Compiti dell'esercizio:
a) Nell'articolo sul calo degli uccelli nelle campagne italiane, di quanto sono diminuite in media queste popolazioni in poco più di 20 anni?
b) Prosegui l'articolo sul calo degli uccelli nelle campagne italiane a partire dal punto in cui si interrompe.

Pesticidi e consumo di suolo in 20 anni hanno dimezzato rondini e allodole

Rondine

Lipu: per fermare questa strage servono più Green Deal, spazio alla natura e meno chimica

In poco più di 20 anni le popolazioni di uccelli presenti nelle campagne italiane sono diminuite in media del 36%, con punte del 50% nella pianura padana. A lanciare l’allarme è la Lipu che ha appena pubblicato i risultati  2023 dello studio sul Farmland Bird Index, l’indicatore che descrive l’andamento delle popolazioni degli uccelli comuni delle aree agricole.

Sono dati – afferma la Lipu – peggiori degli anni precedenti e confermano la necessità di agire per conciliare le esigenze della produzione agricola con la tutela della biodiversità. Prima responsabile è infatti l’agricoltura intensiva degli ultimi decenni che, secondo i dati Fbi, ha portato al crollo di specie in passato molto presenti, come la rondine (-51%), l’allodola (-54%) o la passera d’Italia (-64%), e alla quasi scomparsa di specie come l’averla piccola (-72%), il saltimpalo (-73%), il torcicollo (-78%), il calandro (-78%),

Il degrado non colpisce soltanto le zone di pianura ma anche gli ambienti collinari, specialmente delle zone del centro e del sud Italia. Qui otto specie su nove (torcicollo, upupa, usignolo, saltimpalo, verdone, cardellino, verzellino e ortolano) stanno vivendo un calo numero consistente a causa della banalizzazione dei paesaggi agricoli e dell’uso di prodotti chimici.

Di fronte a questi dati occorre approvare subito quelle norme europee che possono ridare spazio alla biodiversità prevedendo il ripristino di ambienti andati distrutti (elementi del paesaggio, zone umide di pianura) e un rafforzamento della PAC in difesa dell’ambiente, ripristinando per esempio l’opzione del 4% dei terreni da lasciare incolti, troppo frettolosamente posticipata.

Dati archiviati:
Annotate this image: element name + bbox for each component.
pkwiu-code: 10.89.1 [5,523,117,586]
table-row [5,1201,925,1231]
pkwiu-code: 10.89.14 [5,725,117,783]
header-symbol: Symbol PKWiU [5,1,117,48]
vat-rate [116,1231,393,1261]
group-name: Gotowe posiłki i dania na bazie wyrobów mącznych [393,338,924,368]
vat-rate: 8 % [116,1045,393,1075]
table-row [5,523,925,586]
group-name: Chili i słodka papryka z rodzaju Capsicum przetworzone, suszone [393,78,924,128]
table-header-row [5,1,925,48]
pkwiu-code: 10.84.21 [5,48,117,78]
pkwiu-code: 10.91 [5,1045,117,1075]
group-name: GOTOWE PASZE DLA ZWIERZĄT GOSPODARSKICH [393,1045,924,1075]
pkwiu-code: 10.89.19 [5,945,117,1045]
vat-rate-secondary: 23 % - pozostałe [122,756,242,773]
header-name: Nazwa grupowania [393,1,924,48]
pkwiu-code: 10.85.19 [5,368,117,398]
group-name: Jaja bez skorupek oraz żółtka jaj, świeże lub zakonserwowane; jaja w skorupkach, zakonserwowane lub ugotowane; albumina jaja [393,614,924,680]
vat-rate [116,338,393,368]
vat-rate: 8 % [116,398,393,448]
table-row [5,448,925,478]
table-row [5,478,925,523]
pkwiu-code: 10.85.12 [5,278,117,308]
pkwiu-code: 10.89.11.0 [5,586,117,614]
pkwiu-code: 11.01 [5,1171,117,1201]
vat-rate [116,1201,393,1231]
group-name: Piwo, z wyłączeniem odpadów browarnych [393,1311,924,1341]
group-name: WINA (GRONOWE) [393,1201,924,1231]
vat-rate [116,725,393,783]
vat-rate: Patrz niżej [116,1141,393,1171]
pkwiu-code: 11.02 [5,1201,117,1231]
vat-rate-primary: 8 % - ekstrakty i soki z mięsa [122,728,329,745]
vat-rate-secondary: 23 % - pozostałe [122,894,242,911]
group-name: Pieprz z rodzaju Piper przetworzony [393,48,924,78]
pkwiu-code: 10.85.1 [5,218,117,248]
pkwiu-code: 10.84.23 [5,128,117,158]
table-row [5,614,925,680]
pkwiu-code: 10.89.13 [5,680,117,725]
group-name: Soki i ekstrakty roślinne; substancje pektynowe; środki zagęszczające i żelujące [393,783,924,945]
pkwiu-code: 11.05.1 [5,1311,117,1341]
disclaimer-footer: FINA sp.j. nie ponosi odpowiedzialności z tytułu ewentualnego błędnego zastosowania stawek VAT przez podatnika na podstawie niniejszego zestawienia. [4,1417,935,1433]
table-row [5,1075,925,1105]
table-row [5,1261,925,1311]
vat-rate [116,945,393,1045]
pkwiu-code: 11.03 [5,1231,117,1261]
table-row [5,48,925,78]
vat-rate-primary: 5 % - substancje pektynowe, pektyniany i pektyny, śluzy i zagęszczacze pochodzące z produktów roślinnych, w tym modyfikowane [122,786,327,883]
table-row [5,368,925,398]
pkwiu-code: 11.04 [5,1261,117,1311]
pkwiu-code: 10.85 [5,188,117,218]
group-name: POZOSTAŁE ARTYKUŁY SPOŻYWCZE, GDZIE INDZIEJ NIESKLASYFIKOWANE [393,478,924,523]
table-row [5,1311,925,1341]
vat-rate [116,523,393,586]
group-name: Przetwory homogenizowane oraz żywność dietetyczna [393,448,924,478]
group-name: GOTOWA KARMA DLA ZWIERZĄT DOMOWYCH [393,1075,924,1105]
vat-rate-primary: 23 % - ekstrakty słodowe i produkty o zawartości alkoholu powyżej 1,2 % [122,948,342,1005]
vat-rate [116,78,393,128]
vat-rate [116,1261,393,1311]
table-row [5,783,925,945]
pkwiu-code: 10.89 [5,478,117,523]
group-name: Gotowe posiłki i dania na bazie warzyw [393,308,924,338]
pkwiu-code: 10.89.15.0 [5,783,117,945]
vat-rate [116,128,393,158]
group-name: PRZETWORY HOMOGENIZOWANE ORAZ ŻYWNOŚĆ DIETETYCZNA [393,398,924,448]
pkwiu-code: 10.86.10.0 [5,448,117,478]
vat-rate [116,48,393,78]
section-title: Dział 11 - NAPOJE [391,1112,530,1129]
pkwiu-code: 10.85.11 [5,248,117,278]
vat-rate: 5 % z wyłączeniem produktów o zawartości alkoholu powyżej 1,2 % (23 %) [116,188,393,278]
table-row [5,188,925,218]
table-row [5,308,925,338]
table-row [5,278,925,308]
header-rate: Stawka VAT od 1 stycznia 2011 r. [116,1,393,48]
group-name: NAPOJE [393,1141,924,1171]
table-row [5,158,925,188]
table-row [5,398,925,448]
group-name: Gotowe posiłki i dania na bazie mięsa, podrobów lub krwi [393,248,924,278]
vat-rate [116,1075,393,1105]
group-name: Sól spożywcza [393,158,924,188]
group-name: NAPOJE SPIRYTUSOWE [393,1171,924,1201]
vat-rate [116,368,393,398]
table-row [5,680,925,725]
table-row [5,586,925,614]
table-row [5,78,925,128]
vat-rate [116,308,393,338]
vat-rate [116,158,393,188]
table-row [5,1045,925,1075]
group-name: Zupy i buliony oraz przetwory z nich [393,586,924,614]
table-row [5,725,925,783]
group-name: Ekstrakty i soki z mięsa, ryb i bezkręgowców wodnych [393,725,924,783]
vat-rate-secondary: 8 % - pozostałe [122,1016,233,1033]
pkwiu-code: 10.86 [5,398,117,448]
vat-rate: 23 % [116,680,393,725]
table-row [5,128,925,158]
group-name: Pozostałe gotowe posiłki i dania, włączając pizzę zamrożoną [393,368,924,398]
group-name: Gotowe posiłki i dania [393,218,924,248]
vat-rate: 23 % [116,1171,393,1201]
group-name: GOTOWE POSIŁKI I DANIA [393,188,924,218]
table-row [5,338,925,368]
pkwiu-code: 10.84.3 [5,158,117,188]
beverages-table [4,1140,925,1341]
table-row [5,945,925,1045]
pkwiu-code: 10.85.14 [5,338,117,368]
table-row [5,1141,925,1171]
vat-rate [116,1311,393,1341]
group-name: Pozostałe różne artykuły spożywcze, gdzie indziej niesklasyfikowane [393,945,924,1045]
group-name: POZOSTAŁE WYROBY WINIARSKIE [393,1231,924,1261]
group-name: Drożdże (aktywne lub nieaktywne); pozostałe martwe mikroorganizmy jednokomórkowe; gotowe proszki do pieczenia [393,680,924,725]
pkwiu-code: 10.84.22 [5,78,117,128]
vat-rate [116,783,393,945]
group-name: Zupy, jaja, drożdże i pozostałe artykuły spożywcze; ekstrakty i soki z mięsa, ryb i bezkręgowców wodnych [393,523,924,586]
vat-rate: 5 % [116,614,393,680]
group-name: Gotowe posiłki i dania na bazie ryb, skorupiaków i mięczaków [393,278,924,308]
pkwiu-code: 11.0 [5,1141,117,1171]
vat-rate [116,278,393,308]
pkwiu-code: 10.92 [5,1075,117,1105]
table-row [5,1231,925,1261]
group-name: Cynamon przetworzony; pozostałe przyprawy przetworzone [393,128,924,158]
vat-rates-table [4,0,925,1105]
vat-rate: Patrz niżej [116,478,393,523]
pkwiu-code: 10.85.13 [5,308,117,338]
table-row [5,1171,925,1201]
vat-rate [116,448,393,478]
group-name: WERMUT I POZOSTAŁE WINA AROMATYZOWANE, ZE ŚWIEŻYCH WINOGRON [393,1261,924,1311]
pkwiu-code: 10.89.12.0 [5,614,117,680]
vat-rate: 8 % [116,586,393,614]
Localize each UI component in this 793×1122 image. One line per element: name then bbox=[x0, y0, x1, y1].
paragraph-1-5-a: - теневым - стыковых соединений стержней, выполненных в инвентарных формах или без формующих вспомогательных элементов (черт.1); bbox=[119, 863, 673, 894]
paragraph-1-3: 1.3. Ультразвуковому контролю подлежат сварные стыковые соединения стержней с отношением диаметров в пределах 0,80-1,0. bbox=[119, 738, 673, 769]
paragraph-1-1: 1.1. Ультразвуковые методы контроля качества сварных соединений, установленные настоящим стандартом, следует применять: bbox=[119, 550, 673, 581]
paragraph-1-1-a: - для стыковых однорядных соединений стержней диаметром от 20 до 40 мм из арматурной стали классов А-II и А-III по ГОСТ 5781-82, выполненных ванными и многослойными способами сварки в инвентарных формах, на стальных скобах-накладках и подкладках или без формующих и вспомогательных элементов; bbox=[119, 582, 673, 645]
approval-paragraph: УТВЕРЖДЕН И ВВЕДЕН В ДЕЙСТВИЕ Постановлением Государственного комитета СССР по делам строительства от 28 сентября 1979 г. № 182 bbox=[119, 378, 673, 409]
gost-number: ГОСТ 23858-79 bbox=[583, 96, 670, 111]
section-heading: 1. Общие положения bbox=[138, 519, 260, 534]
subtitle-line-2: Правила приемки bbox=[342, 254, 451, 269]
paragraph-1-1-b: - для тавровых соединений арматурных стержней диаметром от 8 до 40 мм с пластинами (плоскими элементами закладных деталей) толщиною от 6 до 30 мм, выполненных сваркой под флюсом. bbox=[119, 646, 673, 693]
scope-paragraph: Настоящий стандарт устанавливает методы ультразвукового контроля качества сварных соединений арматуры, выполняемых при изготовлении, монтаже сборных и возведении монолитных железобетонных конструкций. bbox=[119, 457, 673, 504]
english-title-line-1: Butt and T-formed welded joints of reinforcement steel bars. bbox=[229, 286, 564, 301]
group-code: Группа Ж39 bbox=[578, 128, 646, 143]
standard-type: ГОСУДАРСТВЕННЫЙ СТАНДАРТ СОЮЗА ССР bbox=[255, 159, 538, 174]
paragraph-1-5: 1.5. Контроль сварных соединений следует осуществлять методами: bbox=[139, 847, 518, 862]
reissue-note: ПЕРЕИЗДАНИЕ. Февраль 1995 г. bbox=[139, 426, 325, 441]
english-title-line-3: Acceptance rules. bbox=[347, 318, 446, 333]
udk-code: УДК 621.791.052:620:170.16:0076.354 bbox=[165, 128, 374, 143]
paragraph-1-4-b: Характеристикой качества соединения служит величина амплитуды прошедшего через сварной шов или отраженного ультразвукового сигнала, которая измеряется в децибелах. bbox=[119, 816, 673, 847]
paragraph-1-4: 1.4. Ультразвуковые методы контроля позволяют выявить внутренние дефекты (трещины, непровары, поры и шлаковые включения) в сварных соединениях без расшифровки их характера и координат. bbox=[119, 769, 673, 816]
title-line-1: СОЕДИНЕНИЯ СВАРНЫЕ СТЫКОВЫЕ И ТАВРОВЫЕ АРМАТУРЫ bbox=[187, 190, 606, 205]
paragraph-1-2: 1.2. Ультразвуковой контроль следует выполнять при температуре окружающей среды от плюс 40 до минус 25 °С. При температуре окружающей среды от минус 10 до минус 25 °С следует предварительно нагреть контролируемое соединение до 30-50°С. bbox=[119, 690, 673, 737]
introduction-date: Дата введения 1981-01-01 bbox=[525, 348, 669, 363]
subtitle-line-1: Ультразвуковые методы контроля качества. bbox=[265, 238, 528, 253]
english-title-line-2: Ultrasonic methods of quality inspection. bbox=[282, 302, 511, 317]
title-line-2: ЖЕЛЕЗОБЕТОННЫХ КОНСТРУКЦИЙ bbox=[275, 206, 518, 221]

Risposte ai compiti:
a) In media del 36%.

b)
“I dati del nuovo Fbi sono drammatici – spiega Federica Luoni, responsabile Agricoltura della Lipu – con 20 delle 28 specie prese in esame, ossia oltre il 70% del totale delle specie, che hanno indici di popolazione in declino significativo. Si tratta di numeri purtroppo attesi, poiché nessuna delle politiche e delle misure che avevano lo scopo di invertire la tendenza è stata messa in atto”.

Una fotografia drammatica ma che non esclude il cambio di rotta. “Le possibilità di ripresa ci sono”, conclude Luoni, “in particolare in quelle aree agricole dove la produzione è meno intensiva e industriale, e dove la biodiversità ancora è presente. Per questo è importantissimo incentivare le misure naturalistiche dalle quali l’agricoltura non può che trarre beneficio in termini di salute del suolo, presenza di impollinatori, ricchezza dei servizi ecosistemici, qualità del cibo e del paesaggio. Il futuro è questo”.